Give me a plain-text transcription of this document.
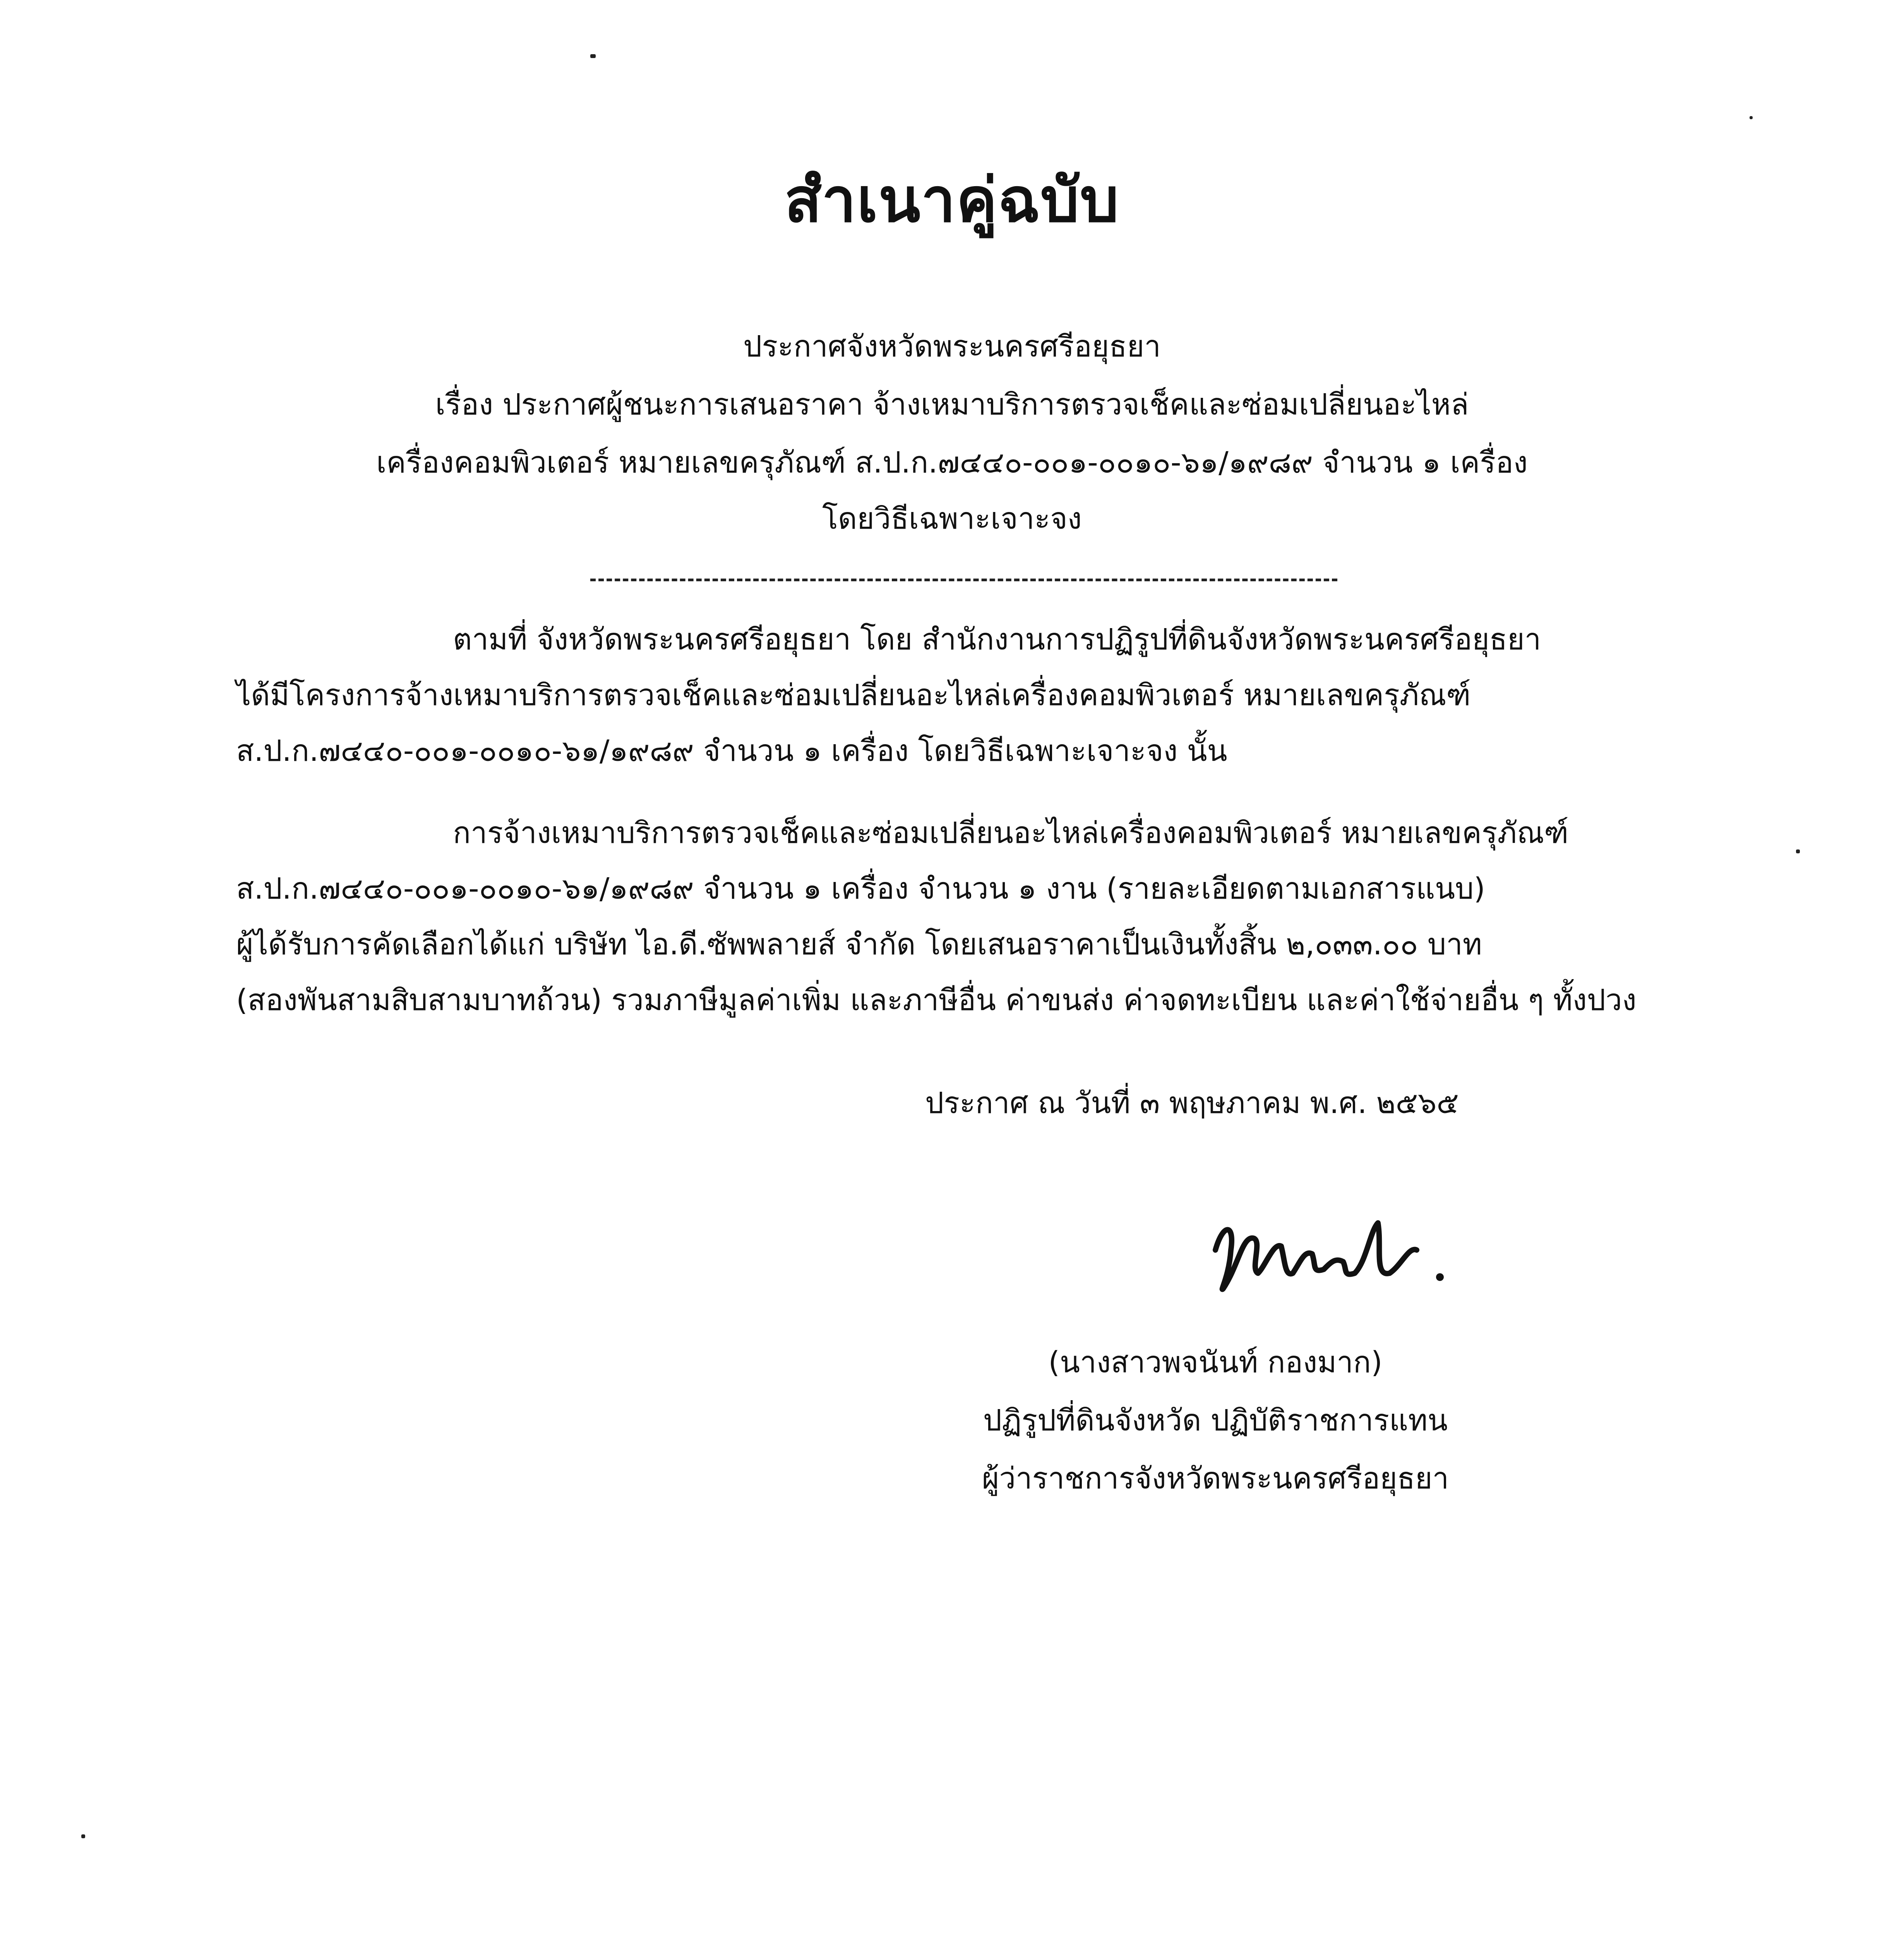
สำเนาคู่ฉบับ
ประกาศจังหวัดพระนครศรีอยุธยา
เรื่อง ประกาศผู้ชนะการเสนอราคา จ้างเหมาบริการตรวจเช็คและซ่อมเปลี่ยนอะไหล่
เครื่องคอมพิวเตอร์ หมายเลขครุภัณฑ์ ส.ป.ก.๗๔๔๐-๐๐๑-๐๐๑๐-๖๑/๑๙๘๙ จำนวน ๑ เครื่อง
โดยวิธีเฉพาะเจาะจง
ตามที่ จังหวัดพระนครศรีอยุธยา โดย สำนักงานการปฏิรูปที่ดินจังหวัดพระนครศรีอยุธยา
ได้มีโครงการจ้างเหมาบริการตรวจเช็คและซ่อมเปลี่ยนอะไหล่เครื่องคอมพิวเตอร์ หมายเลขครุภัณฑ์
ส.ป.ก.๗๔๔๐-๐๐๑-๐๐๑๐-๖๑/๑๙๘๙ จำนวน ๑ เครื่อง โดยวิธีเฉพาะเจาะจง นั้น
การจ้างเหมาบริการตรวจเช็คและซ่อมเปลี่ยนอะไหล่เครื่องคอมพิวเตอร์ หมายเลขครุภัณฑ์
ส.ป.ก.๗๔๔๐-๐๐๑-๐๐๑๐-๖๑/๑๙๘๙ จำนวน ๑ เครื่อง จำนวน ๑ งาน (รายละเอียดตามเอกสารแนบ)
ผู้ได้รับการคัดเลือกได้แก่ บริษัท ไอ.ดี.ซัพพลายส์ จำกัด โดยเสนอราคาเป็นเงินทั้งสิ้น ๒,๐๓๓.๐๐ บาท
(สองพันสามสิบสามบาทถ้วน) รวมภาษีมูลค่าเพิ่ม และภาษีอื่น ค่าขนส่ง ค่าจดทะเบียน และค่าใช้จ่ายอื่น ๆ ทั้งปวง
ประกาศ ณ วันที่ ๓ พฤษภาคม พ.ศ. ๒๕๖๕
(นางสาวพจนันท์ กองมาก)
ปฏิรูปที่ดินจังหวัด ปฏิบัติราชการแทน
ผู้ว่าราชการจังหวัดพระนครศรีอยุธยา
-=-=-=-=-
- Brief
Extract the text of all the records above verbatim, excluding pictures.

- Complete answer
Give me a plain-text transcription of this document.
สำเนาคู่ฉบับ
ประกาศจังหวัดพระนครศรีอยุธยา
เรื่อง ประกาศผู้ชนะการเสนอราคา จ้างเหมาบริการตรวจเช็คและซ่อมเปลี่ยนอะไหล่
เครื่องคอมพิวเตอร์ หมายเลขครุภัณฑ์ ส.ป.ก.๗๔๔๐-๐๐๑-๐๐๑๐-๖๑/๑๙๘๙ จำนวน ๑ เครื่อง
โดยวิธีเฉพาะเจาะจง
ตามที่ จังหวัดพระนครศรีอยุธยา โดย สำนักงานการปฏิรูปที่ดินจังหวัดพระนครศรีอยุธยา
ได้มีโครงการจ้างเหมาบริการตรวจเช็คและซ่อมเปลี่ยนอะไหล่เครื่องคอมพิวเตอร์ หมายเลขครุภัณฑ์
ส.ป.ก.๗๔๔๐-๐๐๑-๐๐๑๐-๖๑/๑๙๘๙ จำนวน ๑ เครื่อง โดยวิธีเฉพาะเจาะจง นั้น
การจ้างเหมาบริการตรวจเช็คและซ่อมเปลี่ยนอะไหล่เครื่องคอมพิวเตอร์ หมายเลขครุภัณฑ์
ส.ป.ก.๗๔๔๐-๐๐๑-๐๐๑๐-๖๑/๑๙๘๙ จำนวน ๑ เครื่อง จำนวน ๑ งาน (รายละเอียดตามเอกสารแนบ)
ผู้ได้รับการคัดเลือกได้แก่ บริษัท ไอ.ดี.ซัพพลายส์ จำกัด โดยเสนอราคาเป็นเงินทั้งสิ้น ๒,๐๓๓.๐๐ บาท
(สองพันสามสิบสามบาทถ้วน) รวมภาษีมูลค่าเพิ่ม และภาษีอื่น ค่าขนส่ง ค่าจดทะเบียน และค่าใช้จ่ายอื่น ๆ ทั้งปวง
ประกาศ ณ วันที่ ๓ พฤษภาคม พ.ศ. ๒๕๖๕
(นางสาวพจนันท์ กองมาก)
ปฏิรูปที่ดินจังหวัด ปฏิบัติราชการแทน
ผู้ว่าราชการจังหวัดพระนครศรีอยุธยา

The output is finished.